Instruction |
Exactly as they appear, output all of the entries.

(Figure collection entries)

# # # #

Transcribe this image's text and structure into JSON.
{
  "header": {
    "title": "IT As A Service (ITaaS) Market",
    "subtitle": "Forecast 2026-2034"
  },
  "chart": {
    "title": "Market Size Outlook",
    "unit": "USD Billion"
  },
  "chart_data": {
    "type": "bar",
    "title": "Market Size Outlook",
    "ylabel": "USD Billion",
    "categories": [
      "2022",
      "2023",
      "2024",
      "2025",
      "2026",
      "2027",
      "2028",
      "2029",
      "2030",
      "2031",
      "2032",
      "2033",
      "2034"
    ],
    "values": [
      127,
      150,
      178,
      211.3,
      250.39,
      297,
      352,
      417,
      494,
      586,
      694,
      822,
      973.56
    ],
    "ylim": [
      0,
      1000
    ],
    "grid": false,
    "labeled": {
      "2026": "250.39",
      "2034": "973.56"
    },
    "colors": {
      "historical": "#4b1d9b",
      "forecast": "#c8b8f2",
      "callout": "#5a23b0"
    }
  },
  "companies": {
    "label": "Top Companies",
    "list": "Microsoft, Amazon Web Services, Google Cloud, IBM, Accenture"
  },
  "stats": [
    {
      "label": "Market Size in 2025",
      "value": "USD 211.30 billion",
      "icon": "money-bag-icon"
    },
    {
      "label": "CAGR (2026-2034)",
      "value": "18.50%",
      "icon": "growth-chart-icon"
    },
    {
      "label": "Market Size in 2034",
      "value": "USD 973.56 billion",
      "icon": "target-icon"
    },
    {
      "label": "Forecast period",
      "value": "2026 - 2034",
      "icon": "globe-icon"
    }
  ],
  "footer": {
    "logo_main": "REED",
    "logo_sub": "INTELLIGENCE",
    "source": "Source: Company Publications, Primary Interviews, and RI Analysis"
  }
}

# # # #

The result |
Transcribe this image's text and structure into JSON.
{
  "header": {
    "title": "IT As A Service (ITaaS) Market",
    "subtitle": "Forecast 2026-2034"
  },
  "chart": {
    "title": "Market Size Outlook",
    "unit": "USD Billion"
  },
  "chart_data": {
    "type": "bar",
    "title": "Market Size Outlook",
    "ylabel": "USD Billion",
    "categories": [
      "2022",
      "2023",
      "2024",
      "2025",
      "2026",
      "2027",
      "2028",
      "2029",
      "2030",
      "2031",
      "2032",
      "2033",
      "2034"
    ],
    "values": [
      127,
      150,
      178,
      211.3,
      250.39,
      297,
      352,
      417,
      494,
      586,
      694,
      822,
      973.56
    ],
    "ylim": [
      0,
      1000
    ],
    "grid": false,
    "labeled": {
      "2026": "250.39",
      "2034": "973.56"
    },
    "colors": {
      "historical": "#4b1d9b",
      "forecast": "#c8b8f2",
      "callout": "#5a23b0"
    }
  },
  "companies": {
    "label": "Top Companies",
    "list": "Microsoft, Amazon Web Services, Google Cloud, IBM, Accenture"
  },
  "stats": [
    {
      "label": "Market Size in 2025",
      "value": "USD 211.30 billion",
      "icon": "money-bag-icon"
    },
    {
      "label": "CAGR (2026-2034)",
      "value": "18.50%",
      "icon": "growth-chart-icon"
    },
    {
      "label": "Market Size in 2034",
      "value": "USD 973.56 billion",
      "icon": "target-icon"
    },
    {
      "label": "Forecast period",
      "value": "2026 - 2034",
      "icon": "globe-icon"
    }
  ],
  "footer": {
    "logo_main": "REED",
    "logo_sub": "INTELLIGENCE",
    "source": "Source: Company Publications, Primary Interviews, and RI Analysis"
  }
}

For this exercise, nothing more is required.